** START Data entries **

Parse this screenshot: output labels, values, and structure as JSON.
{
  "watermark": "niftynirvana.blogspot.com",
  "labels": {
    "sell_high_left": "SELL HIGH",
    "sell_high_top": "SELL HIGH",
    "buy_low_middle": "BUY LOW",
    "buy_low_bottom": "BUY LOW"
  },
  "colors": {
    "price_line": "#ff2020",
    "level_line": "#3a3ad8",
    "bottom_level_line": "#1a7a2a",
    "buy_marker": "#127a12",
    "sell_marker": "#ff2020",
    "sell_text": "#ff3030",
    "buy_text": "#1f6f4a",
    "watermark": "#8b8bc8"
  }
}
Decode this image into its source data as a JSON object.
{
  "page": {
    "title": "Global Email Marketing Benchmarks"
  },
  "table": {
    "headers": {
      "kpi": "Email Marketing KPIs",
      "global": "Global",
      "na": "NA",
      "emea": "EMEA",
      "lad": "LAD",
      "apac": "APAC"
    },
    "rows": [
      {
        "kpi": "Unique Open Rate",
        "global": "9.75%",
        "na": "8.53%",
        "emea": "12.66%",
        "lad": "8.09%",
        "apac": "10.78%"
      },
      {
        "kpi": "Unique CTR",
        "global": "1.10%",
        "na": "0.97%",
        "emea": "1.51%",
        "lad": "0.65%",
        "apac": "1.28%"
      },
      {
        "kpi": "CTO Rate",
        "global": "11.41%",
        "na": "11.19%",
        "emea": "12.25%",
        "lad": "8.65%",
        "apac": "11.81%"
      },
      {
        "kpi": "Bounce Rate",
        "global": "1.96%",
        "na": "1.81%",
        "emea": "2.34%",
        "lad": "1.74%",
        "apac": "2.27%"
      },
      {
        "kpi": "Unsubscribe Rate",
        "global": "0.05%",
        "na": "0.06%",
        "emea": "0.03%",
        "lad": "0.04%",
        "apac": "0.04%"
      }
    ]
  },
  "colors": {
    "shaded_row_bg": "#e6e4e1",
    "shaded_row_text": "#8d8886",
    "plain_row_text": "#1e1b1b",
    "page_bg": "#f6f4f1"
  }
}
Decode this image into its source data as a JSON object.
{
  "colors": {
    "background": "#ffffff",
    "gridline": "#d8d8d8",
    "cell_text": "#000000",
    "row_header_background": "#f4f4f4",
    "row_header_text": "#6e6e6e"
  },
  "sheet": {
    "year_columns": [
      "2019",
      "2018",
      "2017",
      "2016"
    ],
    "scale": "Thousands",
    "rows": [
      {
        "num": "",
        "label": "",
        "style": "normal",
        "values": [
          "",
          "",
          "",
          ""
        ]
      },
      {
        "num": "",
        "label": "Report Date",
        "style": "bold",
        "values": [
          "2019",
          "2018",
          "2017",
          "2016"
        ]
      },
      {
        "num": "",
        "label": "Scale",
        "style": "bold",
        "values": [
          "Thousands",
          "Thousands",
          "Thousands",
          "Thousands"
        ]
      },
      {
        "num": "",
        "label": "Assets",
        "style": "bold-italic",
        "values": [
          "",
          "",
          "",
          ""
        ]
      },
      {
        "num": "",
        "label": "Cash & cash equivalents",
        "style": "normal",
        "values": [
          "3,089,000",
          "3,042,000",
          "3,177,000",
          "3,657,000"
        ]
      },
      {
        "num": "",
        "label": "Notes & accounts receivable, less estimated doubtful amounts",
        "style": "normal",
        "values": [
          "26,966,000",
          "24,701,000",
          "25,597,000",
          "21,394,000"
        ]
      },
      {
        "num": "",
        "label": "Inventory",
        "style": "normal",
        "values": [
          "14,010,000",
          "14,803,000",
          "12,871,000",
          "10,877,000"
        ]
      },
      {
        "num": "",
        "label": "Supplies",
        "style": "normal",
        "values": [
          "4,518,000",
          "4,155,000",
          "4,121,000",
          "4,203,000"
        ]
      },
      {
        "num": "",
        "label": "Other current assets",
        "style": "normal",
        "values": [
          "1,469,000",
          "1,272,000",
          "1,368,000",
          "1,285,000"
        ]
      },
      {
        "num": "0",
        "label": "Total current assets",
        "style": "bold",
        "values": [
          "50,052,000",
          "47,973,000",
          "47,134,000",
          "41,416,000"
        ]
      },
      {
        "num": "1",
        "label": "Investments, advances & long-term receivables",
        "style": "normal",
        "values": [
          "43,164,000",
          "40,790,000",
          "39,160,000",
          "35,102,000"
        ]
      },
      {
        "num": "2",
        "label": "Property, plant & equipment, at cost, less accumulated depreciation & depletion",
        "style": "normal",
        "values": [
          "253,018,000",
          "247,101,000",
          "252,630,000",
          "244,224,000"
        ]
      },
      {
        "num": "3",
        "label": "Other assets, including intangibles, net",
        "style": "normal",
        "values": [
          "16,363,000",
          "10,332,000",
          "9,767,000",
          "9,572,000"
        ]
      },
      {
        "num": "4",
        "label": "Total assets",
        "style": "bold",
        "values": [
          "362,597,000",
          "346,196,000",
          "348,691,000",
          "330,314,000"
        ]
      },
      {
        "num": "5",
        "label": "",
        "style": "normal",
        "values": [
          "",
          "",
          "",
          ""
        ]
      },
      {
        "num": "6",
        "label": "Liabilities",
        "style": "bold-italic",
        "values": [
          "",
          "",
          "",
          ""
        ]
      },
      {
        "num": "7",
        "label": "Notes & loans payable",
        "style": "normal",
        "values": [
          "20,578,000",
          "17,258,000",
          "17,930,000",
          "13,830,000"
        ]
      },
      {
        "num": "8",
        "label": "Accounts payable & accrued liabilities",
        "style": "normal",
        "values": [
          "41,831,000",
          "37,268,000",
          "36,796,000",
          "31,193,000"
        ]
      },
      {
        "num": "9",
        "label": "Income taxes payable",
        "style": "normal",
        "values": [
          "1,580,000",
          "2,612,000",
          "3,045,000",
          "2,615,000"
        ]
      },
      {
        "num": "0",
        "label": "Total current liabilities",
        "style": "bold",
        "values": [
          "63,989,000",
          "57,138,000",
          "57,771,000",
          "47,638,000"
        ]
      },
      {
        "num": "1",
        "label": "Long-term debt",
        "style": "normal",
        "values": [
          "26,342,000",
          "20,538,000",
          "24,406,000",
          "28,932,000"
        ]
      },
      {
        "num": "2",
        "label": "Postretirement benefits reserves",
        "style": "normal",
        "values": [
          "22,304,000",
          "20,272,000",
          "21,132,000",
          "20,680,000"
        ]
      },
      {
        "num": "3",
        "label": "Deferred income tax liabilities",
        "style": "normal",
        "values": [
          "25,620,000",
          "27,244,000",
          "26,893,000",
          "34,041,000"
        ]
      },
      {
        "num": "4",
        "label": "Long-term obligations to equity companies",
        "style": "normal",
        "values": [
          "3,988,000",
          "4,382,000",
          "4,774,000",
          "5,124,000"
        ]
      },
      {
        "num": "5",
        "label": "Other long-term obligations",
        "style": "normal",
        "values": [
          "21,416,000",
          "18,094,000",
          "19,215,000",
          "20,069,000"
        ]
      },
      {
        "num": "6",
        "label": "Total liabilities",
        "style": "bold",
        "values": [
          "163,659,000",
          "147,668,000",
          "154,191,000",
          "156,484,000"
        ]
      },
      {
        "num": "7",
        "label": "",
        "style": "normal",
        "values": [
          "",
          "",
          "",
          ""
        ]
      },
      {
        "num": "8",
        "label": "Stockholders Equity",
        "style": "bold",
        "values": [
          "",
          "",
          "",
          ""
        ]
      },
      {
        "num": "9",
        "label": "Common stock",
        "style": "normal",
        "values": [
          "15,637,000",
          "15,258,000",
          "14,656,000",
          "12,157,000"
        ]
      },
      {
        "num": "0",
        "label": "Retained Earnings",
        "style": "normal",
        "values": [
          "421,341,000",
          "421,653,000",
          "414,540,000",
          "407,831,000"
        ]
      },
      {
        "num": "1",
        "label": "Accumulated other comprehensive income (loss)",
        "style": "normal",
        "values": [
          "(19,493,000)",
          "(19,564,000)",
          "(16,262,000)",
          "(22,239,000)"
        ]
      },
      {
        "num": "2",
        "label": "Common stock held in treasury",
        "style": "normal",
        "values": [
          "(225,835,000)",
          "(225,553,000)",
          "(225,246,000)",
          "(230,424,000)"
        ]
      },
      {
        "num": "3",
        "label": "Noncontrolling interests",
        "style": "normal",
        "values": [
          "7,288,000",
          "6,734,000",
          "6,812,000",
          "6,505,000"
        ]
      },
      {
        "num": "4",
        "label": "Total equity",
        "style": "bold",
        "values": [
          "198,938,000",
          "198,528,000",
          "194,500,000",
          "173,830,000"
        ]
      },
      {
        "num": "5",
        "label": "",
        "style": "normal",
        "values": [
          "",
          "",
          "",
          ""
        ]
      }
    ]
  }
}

** END Data entries **

» **Problem to work on**: Extract each line holding the string "HIGH".

» **Written response**:
    "sell_high_left": "SELL HIGH",
    "sell_high_top": "SELL HIGH",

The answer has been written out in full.